> Task instructions
Copy each line where the word "отдыха" occurs.

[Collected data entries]

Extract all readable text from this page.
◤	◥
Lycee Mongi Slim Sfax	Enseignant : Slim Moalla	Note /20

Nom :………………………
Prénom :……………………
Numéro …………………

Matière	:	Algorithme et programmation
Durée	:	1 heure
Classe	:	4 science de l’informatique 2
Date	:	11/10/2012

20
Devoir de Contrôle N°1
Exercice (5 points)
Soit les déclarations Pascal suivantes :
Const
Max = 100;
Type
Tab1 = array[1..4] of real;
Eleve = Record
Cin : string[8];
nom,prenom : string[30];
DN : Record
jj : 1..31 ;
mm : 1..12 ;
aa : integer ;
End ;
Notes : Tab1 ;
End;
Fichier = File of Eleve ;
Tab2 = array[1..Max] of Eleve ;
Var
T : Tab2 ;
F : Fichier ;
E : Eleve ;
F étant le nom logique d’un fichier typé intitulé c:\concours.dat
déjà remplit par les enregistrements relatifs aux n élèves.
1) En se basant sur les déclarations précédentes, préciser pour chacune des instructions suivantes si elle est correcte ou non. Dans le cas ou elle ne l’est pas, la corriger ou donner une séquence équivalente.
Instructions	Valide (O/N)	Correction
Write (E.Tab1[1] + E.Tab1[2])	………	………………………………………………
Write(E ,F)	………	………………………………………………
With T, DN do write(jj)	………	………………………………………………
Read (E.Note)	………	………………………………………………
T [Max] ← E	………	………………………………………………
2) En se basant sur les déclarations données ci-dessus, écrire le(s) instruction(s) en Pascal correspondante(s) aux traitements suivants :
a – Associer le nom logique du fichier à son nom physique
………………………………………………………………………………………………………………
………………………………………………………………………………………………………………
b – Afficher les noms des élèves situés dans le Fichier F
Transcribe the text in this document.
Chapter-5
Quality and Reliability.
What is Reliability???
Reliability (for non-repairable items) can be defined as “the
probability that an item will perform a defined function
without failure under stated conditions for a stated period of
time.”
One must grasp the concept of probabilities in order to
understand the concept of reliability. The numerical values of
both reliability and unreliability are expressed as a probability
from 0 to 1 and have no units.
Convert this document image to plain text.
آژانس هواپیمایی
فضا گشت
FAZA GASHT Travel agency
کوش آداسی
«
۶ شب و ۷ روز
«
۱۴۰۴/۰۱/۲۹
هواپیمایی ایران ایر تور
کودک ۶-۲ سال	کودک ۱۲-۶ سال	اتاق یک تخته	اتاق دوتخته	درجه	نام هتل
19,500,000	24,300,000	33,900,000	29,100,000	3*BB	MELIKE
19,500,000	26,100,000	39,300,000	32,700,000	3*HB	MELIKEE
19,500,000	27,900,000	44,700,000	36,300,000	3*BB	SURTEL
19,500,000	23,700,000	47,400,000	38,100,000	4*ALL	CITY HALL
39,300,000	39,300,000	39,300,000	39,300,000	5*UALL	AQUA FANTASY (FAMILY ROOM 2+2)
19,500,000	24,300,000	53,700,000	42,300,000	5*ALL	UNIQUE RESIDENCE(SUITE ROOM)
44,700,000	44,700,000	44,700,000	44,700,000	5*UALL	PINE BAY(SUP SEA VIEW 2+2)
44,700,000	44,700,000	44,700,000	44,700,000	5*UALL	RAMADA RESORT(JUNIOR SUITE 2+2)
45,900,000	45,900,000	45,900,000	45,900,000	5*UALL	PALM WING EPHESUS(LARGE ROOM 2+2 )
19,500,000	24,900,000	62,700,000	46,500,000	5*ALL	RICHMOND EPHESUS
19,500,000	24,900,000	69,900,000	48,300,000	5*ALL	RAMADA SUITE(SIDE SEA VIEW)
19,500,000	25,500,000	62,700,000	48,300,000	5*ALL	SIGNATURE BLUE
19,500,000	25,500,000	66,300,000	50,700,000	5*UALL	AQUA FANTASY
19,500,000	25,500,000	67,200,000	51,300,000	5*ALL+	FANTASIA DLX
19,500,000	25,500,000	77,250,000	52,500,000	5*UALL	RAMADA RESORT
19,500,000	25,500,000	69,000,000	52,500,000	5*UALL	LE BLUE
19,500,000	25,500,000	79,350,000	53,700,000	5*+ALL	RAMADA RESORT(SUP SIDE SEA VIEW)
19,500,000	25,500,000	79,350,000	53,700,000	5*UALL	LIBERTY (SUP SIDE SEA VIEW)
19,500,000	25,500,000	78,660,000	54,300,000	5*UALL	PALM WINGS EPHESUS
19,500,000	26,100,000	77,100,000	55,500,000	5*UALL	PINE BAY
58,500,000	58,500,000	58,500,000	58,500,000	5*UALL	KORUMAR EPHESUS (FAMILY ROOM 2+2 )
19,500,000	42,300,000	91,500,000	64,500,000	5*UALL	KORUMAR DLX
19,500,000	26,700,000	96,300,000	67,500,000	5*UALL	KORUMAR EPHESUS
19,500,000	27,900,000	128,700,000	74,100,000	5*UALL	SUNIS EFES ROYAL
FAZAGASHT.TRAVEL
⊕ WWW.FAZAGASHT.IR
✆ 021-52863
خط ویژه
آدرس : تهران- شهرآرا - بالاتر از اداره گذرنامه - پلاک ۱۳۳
---
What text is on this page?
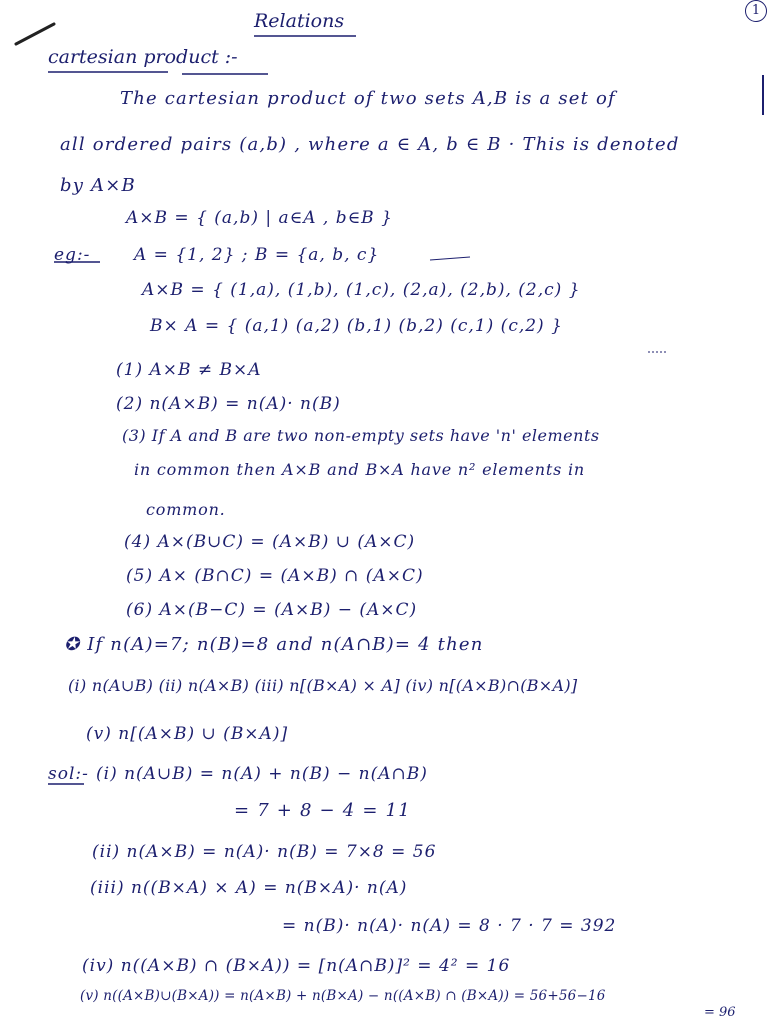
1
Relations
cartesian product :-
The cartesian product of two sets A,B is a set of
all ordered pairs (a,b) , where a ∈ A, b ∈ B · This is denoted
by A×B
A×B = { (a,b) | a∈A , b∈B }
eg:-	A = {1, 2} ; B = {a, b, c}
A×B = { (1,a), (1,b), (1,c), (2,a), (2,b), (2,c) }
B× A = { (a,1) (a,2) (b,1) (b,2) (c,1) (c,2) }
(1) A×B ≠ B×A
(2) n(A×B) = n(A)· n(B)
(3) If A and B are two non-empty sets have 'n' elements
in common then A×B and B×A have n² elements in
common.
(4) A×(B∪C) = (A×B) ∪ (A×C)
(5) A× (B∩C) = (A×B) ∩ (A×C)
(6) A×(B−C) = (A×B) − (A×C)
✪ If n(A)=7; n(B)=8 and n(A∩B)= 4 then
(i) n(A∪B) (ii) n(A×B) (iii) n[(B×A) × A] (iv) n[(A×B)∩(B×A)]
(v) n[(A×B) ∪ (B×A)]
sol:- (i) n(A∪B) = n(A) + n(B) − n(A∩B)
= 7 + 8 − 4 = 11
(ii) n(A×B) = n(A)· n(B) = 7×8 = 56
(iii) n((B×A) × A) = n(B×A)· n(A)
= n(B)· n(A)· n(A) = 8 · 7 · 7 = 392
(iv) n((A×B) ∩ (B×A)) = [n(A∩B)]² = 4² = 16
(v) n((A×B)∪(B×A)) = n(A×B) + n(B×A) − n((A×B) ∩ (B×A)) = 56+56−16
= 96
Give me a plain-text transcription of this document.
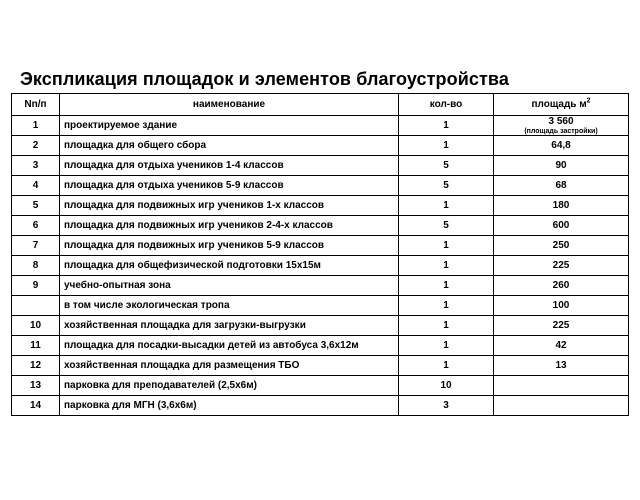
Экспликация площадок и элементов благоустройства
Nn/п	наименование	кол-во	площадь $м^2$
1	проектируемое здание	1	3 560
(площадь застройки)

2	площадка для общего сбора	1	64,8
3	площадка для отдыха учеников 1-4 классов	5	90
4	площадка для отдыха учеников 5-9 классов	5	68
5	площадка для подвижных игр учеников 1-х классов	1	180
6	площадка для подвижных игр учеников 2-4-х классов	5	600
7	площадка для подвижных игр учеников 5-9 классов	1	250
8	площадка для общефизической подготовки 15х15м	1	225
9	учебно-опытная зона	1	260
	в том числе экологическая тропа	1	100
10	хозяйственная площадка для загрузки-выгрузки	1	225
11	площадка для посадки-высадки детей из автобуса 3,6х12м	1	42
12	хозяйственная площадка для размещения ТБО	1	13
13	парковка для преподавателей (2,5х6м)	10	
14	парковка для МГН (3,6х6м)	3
---
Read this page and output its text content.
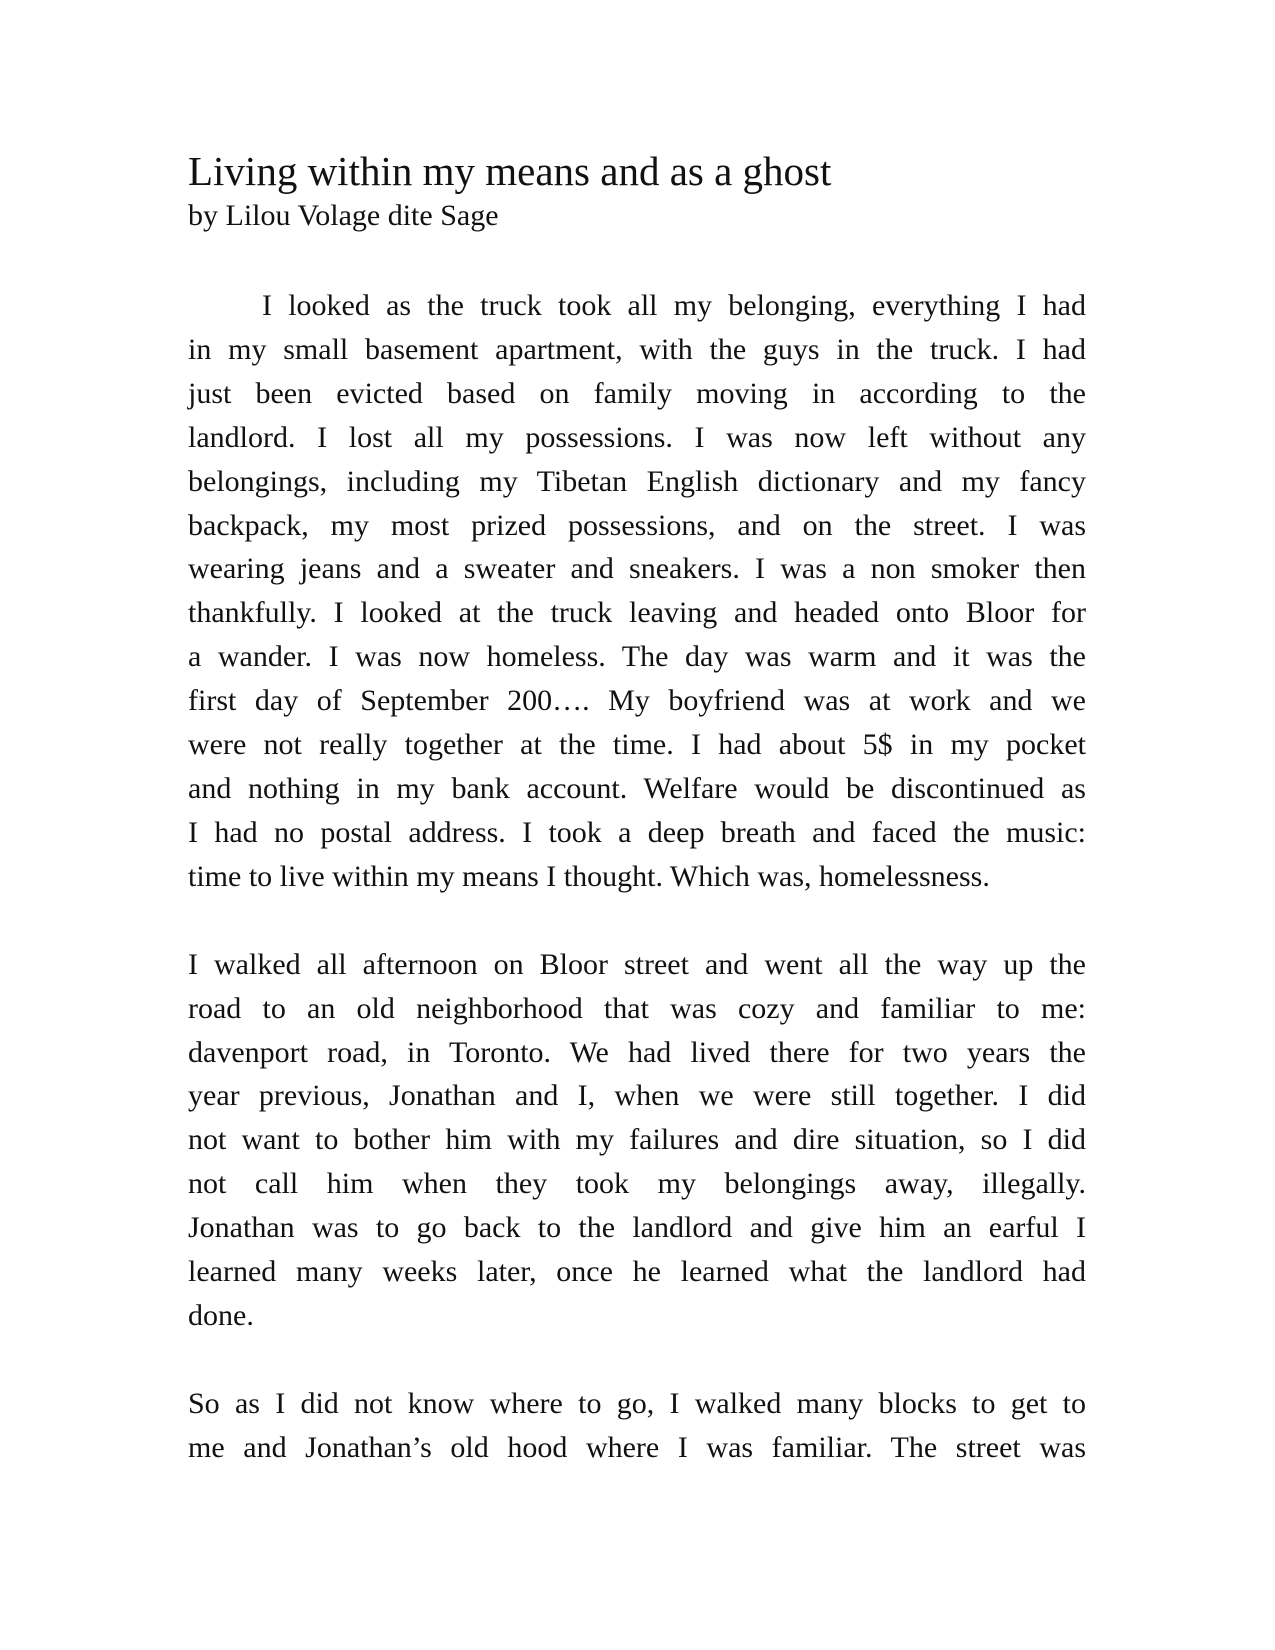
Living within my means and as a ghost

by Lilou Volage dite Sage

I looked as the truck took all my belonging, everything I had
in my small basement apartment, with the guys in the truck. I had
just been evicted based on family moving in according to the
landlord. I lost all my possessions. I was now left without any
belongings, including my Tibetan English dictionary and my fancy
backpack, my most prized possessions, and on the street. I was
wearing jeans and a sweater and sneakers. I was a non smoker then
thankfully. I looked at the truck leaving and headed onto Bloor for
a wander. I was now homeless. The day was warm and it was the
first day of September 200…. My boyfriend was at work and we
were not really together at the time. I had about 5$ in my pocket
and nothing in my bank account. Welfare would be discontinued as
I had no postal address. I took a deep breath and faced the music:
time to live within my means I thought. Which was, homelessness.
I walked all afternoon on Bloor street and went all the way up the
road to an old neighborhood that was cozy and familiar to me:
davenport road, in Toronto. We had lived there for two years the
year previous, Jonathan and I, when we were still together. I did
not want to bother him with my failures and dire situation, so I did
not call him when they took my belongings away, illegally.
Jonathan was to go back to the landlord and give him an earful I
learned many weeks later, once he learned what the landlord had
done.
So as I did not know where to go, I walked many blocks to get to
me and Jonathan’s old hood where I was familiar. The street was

> Response to this exercise
3	площадка для отдыха учеников 1-4 классов	5	90
4	площадка для отдыха учеников 5-9 классов	5	68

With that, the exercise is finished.